Stored items:
--*--
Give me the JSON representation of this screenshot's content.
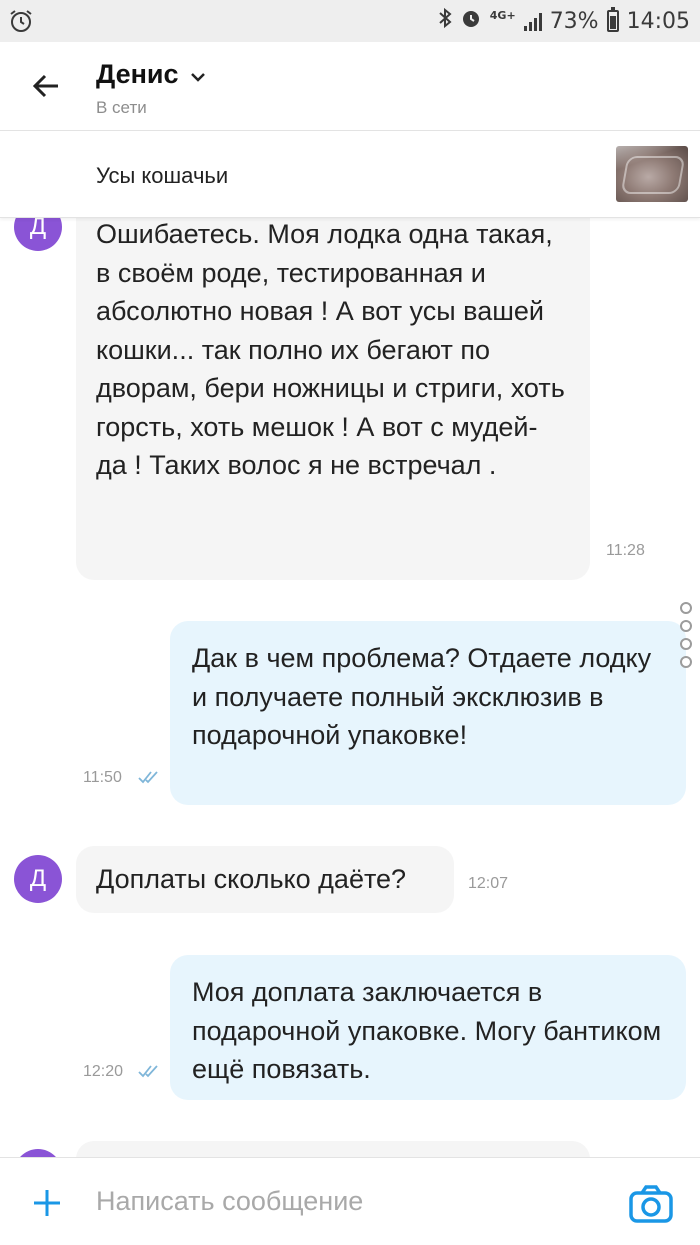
{
  "status_bar": {
    "network": "4G+",
    "battery": "73%",
    "time": "14:05",
    "battery_level": 0.73,
    "icons": [
      "alarm-icon",
      "bluetooth-icon",
      "alarm-clock-icon",
      "signal-icon",
      "battery-icon"
    ]
  },
  "header": {
    "contact_name": "Денис",
    "status": "В сети",
    "icons": [
      "back-arrow-icon",
      "chevron-down-icon"
    ]
  },
  "product": {
    "title": "Усы кошачьи"
  },
  "messages": [
    {
      "direction": "in",
      "avatar": "Д",
      "text": "Ошибаетесь. Моя лодка одна такая, в своём роде, тестированная и абсолютно новая ! А вот усы вашей кошки... так полно их бегают по дворам, бери ножницы и стриги, хоть горсть, хоть мешок ! А вот с мудей- да ! Таких волос я не встречал .",
      "time": "11:28"
    },
    {
      "direction": "out",
      "text": "Дак в чем проблема? Отдаете лодку и получаете полный эксклюзив в подарочной упаковке!",
      "time": "11:50",
      "read": true
    },
    {
      "direction": "in",
      "avatar": "Д",
      "text": "Доплаты сколько даёте?",
      "time": "12:07"
    },
    {
      "direction": "out",
      "text": "Моя доплата заключается в подарочной упаковке. Могу бантиком ещё повязать.",
      "time": "12:20",
      "read": true
    }
  ],
  "composer": {
    "placeholder": "Написать сообщение",
    "icons": [
      "plus-icon",
      "camera-icon"
    ]
  },
  "colors": {
    "accent": "#1a97e6",
    "avatar": "#8a54d6",
    "incoming_bubble": "#f5f5f5",
    "outgoing_bubble": "#e7f5fd"
  }
}
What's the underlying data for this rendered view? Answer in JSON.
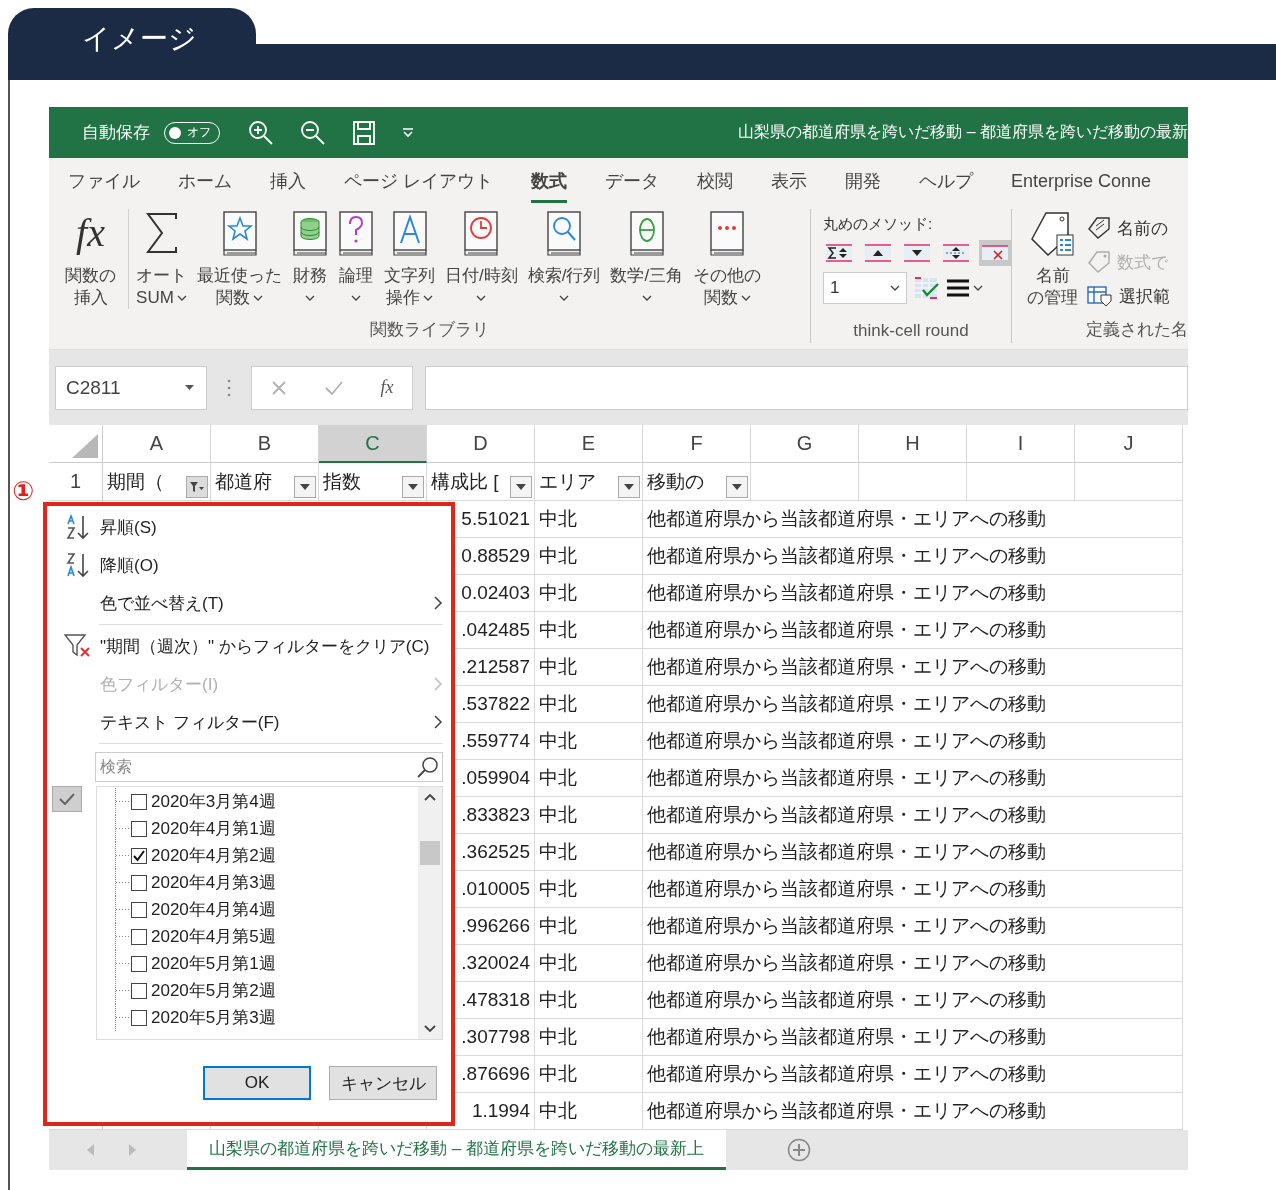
{
  "heading": {
    "title": "イメージ"
  },
  "excel": {
    "title_bar": {
      "autosave_label": "自動保存",
      "autosave_on": false,
      "autosave_state": "オフ",
      "document_title": "山梨県の都道府県を跨いだ移動 – 都道府県を跨いだ移動の最新"
    },
    "ribbon_tabs": [
      {
        "label": "ファイル",
        "selected": false
      },
      {
        "label": "ホーム",
        "selected": false
      },
      {
        "label": "挿入",
        "selected": false
      },
      {
        "label": "ページ レイアウト",
        "selected": false
      },
      {
        "label": "数式",
        "selected": true
      },
      {
        "label": "データ",
        "selected": false
      },
      {
        "label": "校閲",
        "selected": false
      },
      {
        "label": "表示",
        "selected": false
      },
      {
        "label": "開発",
        "selected": false
      },
      {
        "label": "ヘルプ",
        "selected": false
      },
      {
        "label": "Enterprise Conne",
        "selected": false
      }
    ],
    "function_library": {
      "label": "関数ライブラリ",
      "buttons": [
        {
          "kind": "insert-function",
          "symbol": "fx",
          "lines": [
            "関数の",
            "挿入"
          ],
          "dropdown": false
        },
        {
          "kind": "sum",
          "lines": [
            "オート",
            "SUM"
          ],
          "dropdown": true
        },
        {
          "kind": "star",
          "lines": [
            "最近使った",
            "関数"
          ],
          "dropdown": true
        },
        {
          "kind": "database",
          "lines": [
            "財務"
          ],
          "dropdown": true
        },
        {
          "kind": "question",
          "lines": [
            "論理"
          ],
          "dropdown": true
        },
        {
          "kind": "letter",
          "lines": [
            "文字列",
            "操作"
          ],
          "dropdown": true
        },
        {
          "kind": "clock",
          "lines": [
            "日付/時刻"
          ],
          "dropdown": true
        },
        {
          "kind": "magnifier",
          "lines": [
            "検索/行列"
          ],
          "dropdown": true
        },
        {
          "kind": "theta",
          "lines": [
            "数学/三角"
          ],
          "dropdown": true
        },
        {
          "kind": "dots",
          "lines": [
            "その他の",
            "関数"
          ],
          "dropdown": true
        }
      ]
    },
    "think_cell": {
      "label": "think-cell round",
      "method_label": "丸めのメソッド:",
      "round_buttons": [
        {
          "kind": "sum-both",
          "selected": false
        },
        {
          "kind": "up",
          "selected": false
        },
        {
          "kind": "down",
          "selected": false
        },
        {
          "kind": "both",
          "selected": false
        },
        {
          "kind": "clear",
          "selected": true
        }
      ],
      "precision_value": "1"
    },
    "defined_names": {
      "label": "定義された名",
      "manage_lines": [
        "名前",
        "の管理"
      ],
      "items": [
        {
          "kind": "tag",
          "label": "名前の",
          "disabled": false
        },
        {
          "kind": "formula-tag",
          "label": "数式で",
          "disabled": true
        },
        {
          "kind": "selection",
          "label": "選択範",
          "disabled": false
        }
      ]
    },
    "formula_bar": {
      "name_box": "C2811",
      "function_symbol": "fx"
    },
    "sheet": {
      "columns": [
        {
          "letter": "A",
          "selected": false
        },
        {
          "letter": "B",
          "selected": false
        },
        {
          "letter": "C",
          "selected": true
        },
        {
          "letter": "D",
          "selected": false
        },
        {
          "letter": "E",
          "selected": false
        },
        {
          "letter": "F",
          "selected": false
        },
        {
          "letter": "G",
          "selected": false
        },
        {
          "letter": "H",
          "selected": false
        },
        {
          "letter": "I",
          "selected": false
        },
        {
          "letter": "J",
          "selected": false
        }
      ],
      "header_row": {
        "number": "1",
        "cells": [
          {
            "text": "期間（",
            "filter_active": true
          },
          {
            "text": "都道府",
            "filter_active": false
          },
          {
            "text": "指数",
            "filter_active": false
          },
          {
            "text": "構成比 [",
            "filter_active": false
          },
          {
            "text": "エリア",
            "filter_active": false
          },
          {
            "text": "移動の",
            "filter_active": false
          }
        ]
      },
      "rows": [
        {
          "column_d": "5.51021",
          "column_e": "中北",
          "column_f": "他都道府県から当該都道府県・エリアへの移動"
        },
        {
          "column_d": "0.88529",
          "column_e": "中北",
          "column_f": "他都道府県から当該都道府県・エリアへの移動"
        },
        {
          "column_d": "0.02403",
          "column_e": "中北",
          "column_f": "他都道府県から当該都道府県・エリアへの移動"
        },
        {
          "column_d": ".042485",
          "column_e": "中北",
          "column_f": "他都道府県から当該都道府県・エリアへの移動"
        },
        {
          "column_d": ".212587",
          "column_e": "中北",
          "column_f": "他都道府県から当該都道府県・エリアへの移動"
        },
        {
          "column_d": ".537822",
          "column_e": "中北",
          "column_f": "他都道府県から当該都道府県・エリアへの移動"
        },
        {
          "column_d": ".559774",
          "column_e": "中北",
          "column_f": "他都道府県から当該都道府県・エリアへの移動"
        },
        {
          "column_d": ".059904",
          "column_e": "中北",
          "column_f": "他都道府県から当該都道府県・エリアへの移動"
        },
        {
          "column_d": ".833823",
          "column_e": "中北",
          "column_f": "他都道府県から当該都道府県・エリアへの移動"
        },
        {
          "column_d": ".362525",
          "column_e": "中北",
          "column_f": "他都道府県から当該都道府県・エリアへの移動"
        },
        {
          "column_d": ".010005",
          "column_e": "中北",
          "column_f": "他都道府県から当該都道府県・エリアへの移動"
        },
        {
          "column_d": ".996266",
          "column_e": "中北",
          "column_f": "他都道府県から当該都道府県・エリアへの移動"
        },
        {
          "column_d": ".320024",
          "column_e": "中北",
          "column_f": "他都道府県から当該都道府県・エリアへの移動"
        },
        {
          "column_d": ".478318",
          "column_e": "中北",
          "column_f": "他都道府県から当該都道府県・エリアへの移動"
        },
        {
          "column_d": ".307798",
          "column_e": "中北",
          "column_f": "他都道府県から当該都道府県・エリアへの移動"
        },
        {
          "column_d": ".876696",
          "column_e": "中北",
          "column_f": "他都道府県から当該都道府県・エリアへの移動"
        },
        {
          "column_d": "1.1994",
          "column_e": "中北",
          "column_f": "他都道府県から当該都道府県・エリアへの移動"
        }
      ]
    },
    "filter_popup": {
      "menu": [
        {
          "kind": "sort-ascending",
          "label": "昇順(S)",
          "disabled": false
        },
        {
          "kind": "sort-descending",
          "label": "降順(O)",
          "disabled": false
        },
        {
          "kind": "submenu",
          "label": "色で並べ替え(T)",
          "disabled": false
        },
        {
          "kind": "divider"
        },
        {
          "kind": "clear-filter",
          "label": "\"期間（週次）\" からフィルターをクリア(C)",
          "disabled": false
        },
        {
          "kind": "submenu",
          "label": "色フィルター(I)",
          "disabled": true
        },
        {
          "kind": "submenu",
          "label": "テキスト フィルター(F)",
          "disabled": false
        },
        {
          "kind": "divider"
        }
      ],
      "search": {
        "placeholder": "検索"
      },
      "list": [
        {
          "label": "2020年3月第4週",
          "checked": false
        },
        {
          "label": "2020年4月第1週",
          "checked": false
        },
        {
          "label": "2020年4月第2週",
          "checked": true
        },
        {
          "label": "2020年4月第3週",
          "checked": false
        },
        {
          "label": "2020年4月第4週",
          "checked": false
        },
        {
          "label": "2020年4月第5週",
          "checked": false
        },
        {
          "label": "2020年5月第1週",
          "checked": false
        },
        {
          "label": "2020年5月第2週",
          "checked": false
        },
        {
          "label": "2020年5月第3週",
          "checked": false
        }
      ],
      "buttons": [
        {
          "label": "OK",
          "kind": "default"
        },
        {
          "label": "キャンセル",
          "kind": "normal"
        }
      ]
    },
    "sheet_tabs": [
      {
        "label": "山梨県の都道府県を跨いだ移動 – 都道府県を跨いだ移動の最新上",
        "selected": true
      }
    ]
  },
  "annotation": {
    "marker": "①"
  }
}
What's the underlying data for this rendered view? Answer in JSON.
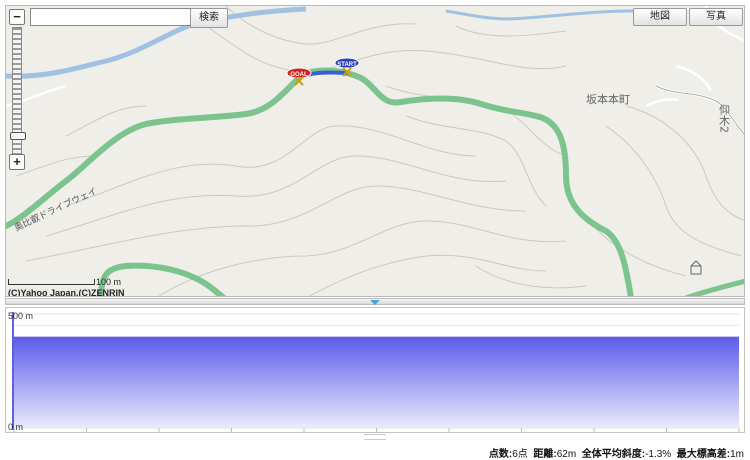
--*--
Select every line in the records above that contains the word "подарочной".

■ **OUTPUT FOR THIS TASK**
      "text": "Дак в чем проблема? Отдаете лодку и получаете полный эксклюзив в подарочной упаковке!",
      "text": "Моя доплата заключается в подарочной упаковке. Могу бантиком ещё повязать.",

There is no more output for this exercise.